Potongan Teks ::
● ● ● ● ● ● ●
Dan kita tahu, MUI selain memberikan masukkan kepada
lembaga BPJS terkait dengan hasil itjima tersebut seperti halnya Bank
Konvensional (Asuransi Konvensional) yang kemudian dilahirkan Bank dan juga
Asuransi Syariah.
SERTIFIKASI HALAL DAN
PERPUTARAN UANG | Kita bisa membayangkan, bahwa dengan otoritasnya dalam
pelabelan halal dan haram, MUI bisa mengelola trilyunan rupiah. Pembahasan
mengenai Rancangan Undang-Undang (RUU) Jaminan
Produk Halal (JPH), sudah dua tahun ini mangkrak. Alasan yang disampaikan waktu
itu, sangat banyak dan mendasar, karena jika dipaksakan, dikhawatirkan bisa
menimbulkan banyak masalah.
Selain menimbulkan persaingan usaha, publik akan
mempertanyakan siapa yang akan memungut uang hasil sertifikasi halal yang
totalnya mencapai Rp 480 triliun dalam lima tahun?
Masa berlaku sertifikasi halal adalah 3 tahun, dan
harus mulai mengurus perpanjangan sejak 6 bulan sebelum masa berlakunya habis.
Artinya dalam lima tahun, pengusaha harus dua kali mengurus surat halal. Sekali
pengurusan biayanya sebesar Rp 6 juta, sehingga bila ditotalkan bisa mencapai
Rp12 juta dalam lima tahun. Jika angka itu dikalikan dengan 40 juta pengusaha,
maka hasil yang ditarik dari masyarakat dalam lima tahun mencapai Rp480
triliun.
Saat ini DPR masih menggodok tentang siapa yang
berhak mengeluarkan sertifikasi terhadap kehalalan suatu produk, yang selama
ini masih dipegang oleh Majelis Ulama Indonesia (MUI).
Dalam pembahasan, MUI meminta dialah yang memegang
sertifikasi dan negara hanya mengurus administrasi saja. Itu tarikan yang masih
alot dalam pembahasan RUU. Padahal sebagai organisasi masyarakat, MUI tidak
berhak melakukan penarikan terhadap uang dari masyarakat sebesar Rp 480 triliun
tersebut.
● ● ● ● ● ● ●
Instruksi Tertulis :: Tulis lanjutan teks tentang sertifikasi halal dan peran MUI di atas, dimulai tepat setelah kalimat terakhirnya.

(Anotasi kotak elemen)
● ● ● ● ● ● ●
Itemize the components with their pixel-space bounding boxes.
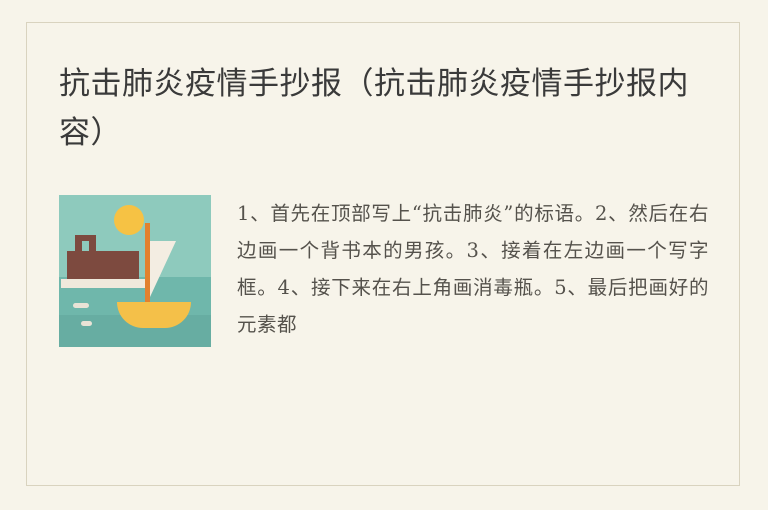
sun-icon	[114, 205, 144, 235]
boat-sail	[150, 241, 176, 297]
water-dash-one	[73, 303, 89, 308]
sailboat-pier-illustration-icon	[59, 195, 211, 347]
pier-deck	[61, 279, 145, 288]
pier-post-right	[89, 235, 96, 255]
article-content-row: 1、首先在顶部写上“抗击肺炎”的标语。2、然后在右边画一个背书本的男孩。3、接着…	[59, 195, 709, 347]
article-excerpt: 1、首先在顶部写上“抗击肺炎”的标语。2、然后在右边画一个背书本的男孩。3、接着…	[237, 195, 709, 343]
pier-post-left	[75, 235, 82, 255]
article-card: 抗击肺炎疫情手抄报（抗击肺炎疫情手抄报内容） 1、首先在顶部写上“抗击肺炎”的标…	[26, 22, 740, 486]
pier-block	[67, 251, 139, 281]
water-dash-two	[81, 321, 92, 326]
page-title: 抗击肺炎疫情手抄报（抗击肺炎疫情手抄报内容）	[59, 59, 699, 157]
● ● ● ● ● ● ●
Jawaban Tugas ::
Yang berhak menarik uang dari masyarakat hanya
negara. Mengenai soal kehalalan (atau keharaman) jika hal itu sebagai urusan
agama, maka bukan hanya MUI saja yang paham soal agama. Ada Muhammadiyah, NU,
dan lainnya yang juga mempunyai ahli-ahli agama. Ingat kasus pengelolaan uang
yang dulu dilakukan Yusuf Mansyur? Juga oleh kelompok ormas kriminal berlabel
agama yang juga mau main kutip uang rakyat dengan alasan agama?
Menurut salah seorang anggota DPR, aneh jika
Kementerian Kesehatan tidak dilibatkan dalam pembahasan RUU JPH dan hanya
melibatkan Kementerian Agama sebagai wakil dari Pemerintah. Ia berpendapat
sebaiknya negara melakukan penguatan-penguatan terlebih dahulu.
Belum lagi jika kelak sampai pada praktik
pelaksanaannya. Karena nantinya, daerah pun juga akan terkena dampak dari
aturan ini. Pada kenyataannya, anggaran negara kita belum kuat, demikian juga
pengusaha.
Pemerintahan SBY pada waktu itu berada dalam
dilema, karena akan berhadapan dengan isu agama yang sensitif. Tapi, bangsa dan
negara ini perlu makin sadar dan proporsional, bahwa atas nama agama bisa
menjadi alat manipulasi bukan demi kemaslahatan umat saja, melainkan juga
kepentingan para kapitalis bertopeng.
Jangan pula
diabaikan, bahwa bola liar dari BPJS yang tidak sesuai syariah ini akan disusul
dengan pembicaraan soal perlunya BPJS Syariah dan BPJS Konvensional, sebagaimana
lembaga keuangan seperti bank dan asuransi kini juga mengenal Bank Syariah dan
Asuransi Syariah. Dan itu bukan duit main-main dengan melibatkan MUI.
Dewan Syariah Nasional (DSN) mendesak Badan Pelaksana
Jaminan Sosial (BPJS) Kesehatan membuat produk asuransi berbasis syariah guna
mengakomodir kepentingan umat muslim. Berdasarkan riset DSN, potensi pasar
asuransi syariah di Indonesia cukup besar, di mana jumlah pesertanya minimal
mencapai 7 juta orang. Terbayang berapa jumlah uang yang akan berputar di situ,
dank arena syariah melibatkan MUI, apakah mereka mau gratisan untuk Negara?
Adiwarman Karim, Wakil Ketua DSN mengatakan pihaknya telah melakukan pemetaan
terhadap jumlah peserta program Jaminan Kesehatan Sosial Nasional (JKSN).
Terdapat empat kategori peserta berdasarkan hasil riset DSN. Kategori pertama
adalah kelompok peserta 'apatis', di mana peserta yang masuk dalam daftar ini
rata-rata tidak peduli dengan prinsip-prinsip maupun kualitas fitur asuransi
yang diterapkan oleh BPJS Kesehatan. "Jumlah peserta yang apatis ini
sekitar 15 juta orang," tuturnya kepada CNN Indonesia, Rabu (29/7).
Kriteria peserta yang kedua adalah 'konformis'. Kelompok ini sangat-sangat
mementingkan akad dan label syariah dalam pelaksanaan JKSN. "Jumlahnya itu
sekitar 7 juta orang," katanya.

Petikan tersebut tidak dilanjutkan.